====== Task inputs

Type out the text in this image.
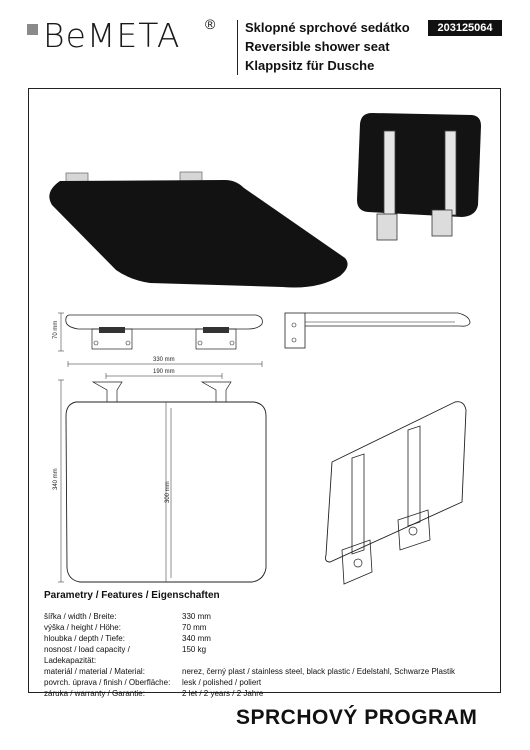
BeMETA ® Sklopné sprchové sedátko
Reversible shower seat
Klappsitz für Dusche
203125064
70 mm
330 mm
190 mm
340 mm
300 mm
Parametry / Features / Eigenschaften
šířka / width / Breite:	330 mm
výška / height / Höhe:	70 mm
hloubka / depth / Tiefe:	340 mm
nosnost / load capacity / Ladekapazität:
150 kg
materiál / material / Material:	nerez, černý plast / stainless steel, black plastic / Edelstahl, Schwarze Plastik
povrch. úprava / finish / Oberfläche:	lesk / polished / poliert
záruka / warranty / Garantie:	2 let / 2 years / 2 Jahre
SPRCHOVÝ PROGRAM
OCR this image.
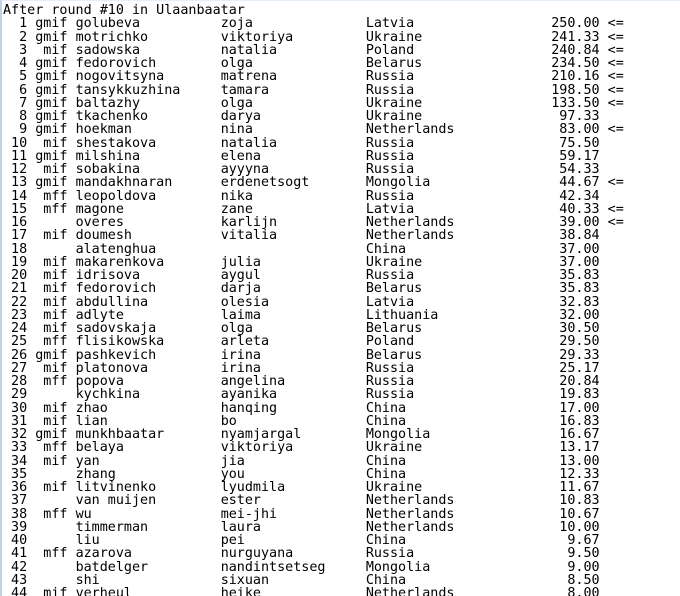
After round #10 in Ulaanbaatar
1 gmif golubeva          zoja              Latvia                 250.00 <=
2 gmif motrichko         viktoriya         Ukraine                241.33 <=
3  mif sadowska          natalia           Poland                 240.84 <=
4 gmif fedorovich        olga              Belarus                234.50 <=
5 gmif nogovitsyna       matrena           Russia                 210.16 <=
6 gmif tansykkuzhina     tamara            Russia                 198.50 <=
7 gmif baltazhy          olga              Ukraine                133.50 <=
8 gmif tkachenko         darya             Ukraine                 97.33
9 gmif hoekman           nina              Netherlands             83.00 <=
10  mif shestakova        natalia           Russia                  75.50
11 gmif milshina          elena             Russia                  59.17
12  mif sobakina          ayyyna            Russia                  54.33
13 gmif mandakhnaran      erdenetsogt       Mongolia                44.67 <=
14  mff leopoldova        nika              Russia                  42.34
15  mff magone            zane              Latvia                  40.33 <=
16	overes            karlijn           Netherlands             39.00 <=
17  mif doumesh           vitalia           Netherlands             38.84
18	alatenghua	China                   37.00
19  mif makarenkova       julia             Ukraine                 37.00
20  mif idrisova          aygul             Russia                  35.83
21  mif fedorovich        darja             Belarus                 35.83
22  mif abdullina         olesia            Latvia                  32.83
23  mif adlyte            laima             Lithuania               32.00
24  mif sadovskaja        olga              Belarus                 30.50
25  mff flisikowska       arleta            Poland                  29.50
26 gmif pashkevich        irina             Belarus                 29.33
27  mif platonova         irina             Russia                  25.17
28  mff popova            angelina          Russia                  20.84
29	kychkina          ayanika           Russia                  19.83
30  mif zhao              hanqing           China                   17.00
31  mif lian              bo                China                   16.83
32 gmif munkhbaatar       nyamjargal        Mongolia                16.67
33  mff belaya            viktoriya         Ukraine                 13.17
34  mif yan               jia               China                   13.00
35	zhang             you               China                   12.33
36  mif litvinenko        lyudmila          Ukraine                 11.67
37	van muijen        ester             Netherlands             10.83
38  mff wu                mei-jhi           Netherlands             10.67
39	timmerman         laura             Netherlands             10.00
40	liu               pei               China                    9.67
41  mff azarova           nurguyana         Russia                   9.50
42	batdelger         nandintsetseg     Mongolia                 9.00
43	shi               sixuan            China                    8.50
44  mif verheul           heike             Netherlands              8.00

============

*Goal*
Lines containing the string "Mongolia" are to be selected and copied.

*Output for this task*
13 gmif mandakhnaran      erdenetsogt       Mongolia                44.67 <=
32 gmif munkhbaatar       nyamjargal        Mongolia                16.67
42	batdelger         nandintsetseg     Mongolia                 9.00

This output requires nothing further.